(Data items)
* START *
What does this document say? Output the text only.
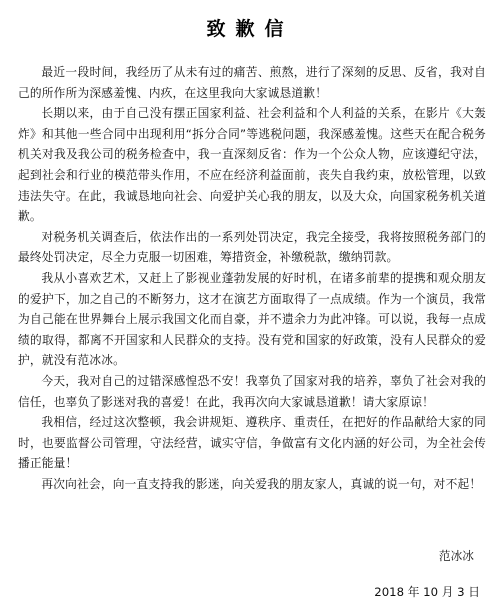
致歉信

最近一段时间，我经历了从未有过的痛苦、煎熬，进行了深刻的反思、反省，我对自己的所作所为深感羞愧、内疚，在这里我向大家诚恳道歉！

长期以来，由于自己没有摆正国家利益、社会利益和个人利益的关系，在影片《大轰炸》和其他一些合同中出现利用“拆分合同”等逃税问题，我深感羞愧。这些天在配合税务机关对我及我公司的税务检查中，我一直深刻反省：作为一个公众人物，应该遵纪守法，起到社会和行业的模范带头作用，不应在经济利益面前，丧失自我约束，放松管理，以致违法失守。在此，我诚恳地向社会、向爱护关心我的朋友，以及大众，向国家税务机关道歉。

对税务机关调查后，依法作出的一系列处罚决定，我完全接受，我将按照税务部门的最终处罚决定，尽全力克服一切困难，筹措资金，补缴税款，缴纳罚款。

我从小喜欢艺术，又赶上了影视业蓬勃发展的好时机，在诸多前辈的提携和观众朋友的爱护下，加之自己的不断努力，这才在演艺方面取得了一点成绩。作为一个演员，我常为自己能在世界舞台上展示我国文化而自豪，并不遗余力为此冲锋。可以说，我每一点成绩的取得，都离不开国家和人民群众的支持。没有党和国家的好政策，没有人民群众的爱护，就没有范冰冰。

今天，我对自己的过错深感惶恐不安！我辜负了国家对我的培养，辜负了社会对我的信任，也辜负了影迷对我的喜爱！在此，我再次向大家诚恳道歉！请大家原谅！

我相信，经过这次整顿，我会讲规矩、遵秩序、重责任，在把好的作品献给大家的同时，也要监督公司管理，守法经营，诚实守信，争做富有文化内涵的好公司，为全社会传播正能量！

再次向社会，向一直支持我的影迷，向关爱我的朋友家人，真诚的说一句，对不起！

范冰冰
2018 年 10 月 3 日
* END *
Without the pictures, copy the material exactly as given.

▸ **The result**:
What does this document say? Output the text only.
致歉信

最近一段时间，我经历了从未有过的痛苦、煎熬，进行了深刻的反思、反省，我对自己的所作所为深感羞愧、内疚，在这里我向大家诚恳道歉！

长期以来，由于自己没有摆正国家利益、社会利益和个人利益的关系，在影片《大轰炸》和其他一些合同中出现利用“拆分合同”等逃税问题，我深感羞愧。这些天在配合税务机关对我及我公司的税务检查中，我一直深刻反省：作为一个公众人物，应该遵纪守法，起到社会和行业的模范带头作用，不应在经济利益面前，丧失自我约束，放松管理，以致违法失守。在此，我诚恳地向社会、向爱护关心我的朋友，以及大众，向国家税务机关道歉。

对税务机关调查后，依法作出的一系列处罚决定，我完全接受，我将按照税务部门的最终处罚决定，尽全力克服一切困难，筹措资金，补缴税款，缴纳罚款。

我从小喜欢艺术，又赶上了影视业蓬勃发展的好时机，在诸多前辈的提携和观众朋友的爱护下，加之自己的不断努力，这才在演艺方面取得了一点成绩。作为一个演员，我常为自己能在世界舞台上展示我国文化而自豪，并不遗余力为此冲锋。可以说，我每一点成绩的取得，都离不开国家和人民群众的支持。没有党和国家的好政策，没有人民群众的爱护，就没有范冰冰。

今天，我对自己的过错深感惶恐不安！我辜负了国家对我的培养，辜负了社会对我的信任，也辜负了影迷对我的喜爱！在此，我再次向大家诚恳道歉！请大家原谅！

我相信，经过这次整顿，我会讲规矩、遵秩序、重责任，在把好的作品献给大家的同时，也要监督公司管理，守法经营，诚实守信，争做富有文化内涵的好公司，为全社会传播正能量！

再次向社会，向一直支持我的影迷，向关爱我的朋友家人，真诚的说一句，对不起！

范冰冰
2018 年 10 月 3 日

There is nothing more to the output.